Prompt
Take the material below and retype it in full; pictures are left out.

(Data entries)

========

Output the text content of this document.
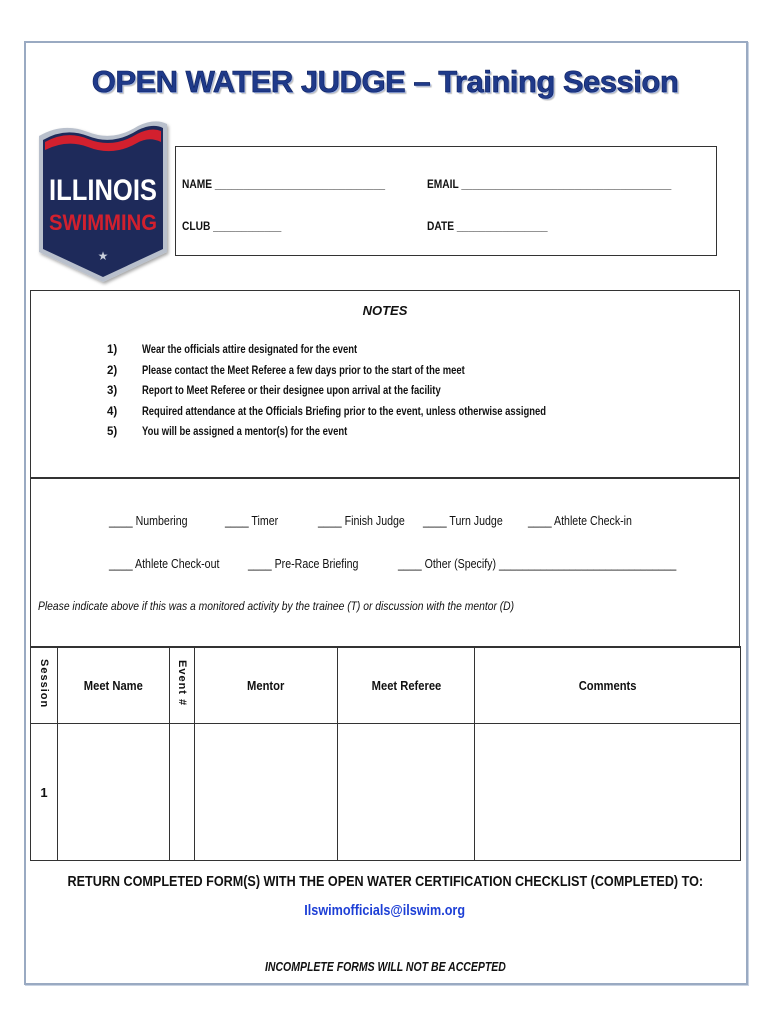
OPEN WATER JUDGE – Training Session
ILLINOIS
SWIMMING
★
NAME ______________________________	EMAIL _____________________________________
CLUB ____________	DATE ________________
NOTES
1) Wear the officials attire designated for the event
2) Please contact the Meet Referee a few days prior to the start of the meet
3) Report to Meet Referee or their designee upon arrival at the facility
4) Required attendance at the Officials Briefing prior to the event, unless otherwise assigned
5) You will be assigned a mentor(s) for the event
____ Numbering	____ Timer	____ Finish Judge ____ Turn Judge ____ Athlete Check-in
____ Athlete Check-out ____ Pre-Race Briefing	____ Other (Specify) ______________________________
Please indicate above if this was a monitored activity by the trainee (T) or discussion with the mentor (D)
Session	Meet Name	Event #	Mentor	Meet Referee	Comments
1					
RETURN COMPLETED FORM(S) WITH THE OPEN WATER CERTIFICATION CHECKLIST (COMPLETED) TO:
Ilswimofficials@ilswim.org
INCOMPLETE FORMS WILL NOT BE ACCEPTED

========

Response
Output the text content of this document.
OPEN WATER JUDGE – Training Session
ILLINOIS
SWIMMING
★
NAME ______________________________	EMAIL _____________________________________
CLUB ____________	DATE ________________
NOTES
1) Wear the officials attire designated for the event
2) Please contact the Meet Referee a few days prior to the start of the meet
3) Report to Meet Referee or their designee upon arrival at the facility
4) Required attendance at the Officials Briefing prior to the event, unless otherwise assigned
5) You will be assigned a mentor(s) for the event
____ Numbering	____ Timer	____ Finish Judge ____ Turn Judge ____ Athlete Check-in
____ Athlete Check-out ____ Pre-Race Briefing	____ Other (Specify) ______________________________
Please indicate above if this was a monitored activity by the trainee (T) or discussion with the mentor (D)
Session	Meet Name	Event #	Mentor	Meet Referee	Comments
1					
RETURN COMPLETED FORM(S) WITH THE OPEN WATER CERTIFICATION CHECKLIST (COMPLETED) TO:
Ilswimofficials@ilswim.org
INCOMPLETE FORMS WILL NOT BE ACCEPTED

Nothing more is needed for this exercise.